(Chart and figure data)
****************
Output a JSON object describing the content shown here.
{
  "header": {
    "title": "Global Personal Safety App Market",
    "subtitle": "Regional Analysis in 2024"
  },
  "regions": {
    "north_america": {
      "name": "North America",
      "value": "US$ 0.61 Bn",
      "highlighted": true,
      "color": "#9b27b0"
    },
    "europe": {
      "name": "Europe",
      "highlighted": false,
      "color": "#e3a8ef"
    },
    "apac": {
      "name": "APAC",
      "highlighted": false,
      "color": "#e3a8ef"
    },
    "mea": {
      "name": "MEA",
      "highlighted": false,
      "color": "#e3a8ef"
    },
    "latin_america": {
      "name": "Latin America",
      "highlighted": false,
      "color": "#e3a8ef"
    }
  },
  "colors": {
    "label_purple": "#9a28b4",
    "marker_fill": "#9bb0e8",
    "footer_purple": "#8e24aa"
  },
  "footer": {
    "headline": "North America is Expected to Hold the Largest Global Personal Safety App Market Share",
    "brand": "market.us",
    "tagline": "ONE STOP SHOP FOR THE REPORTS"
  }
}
****************
Write only the number of lines that include "Global".

> _SOLVED EXERCISE_
2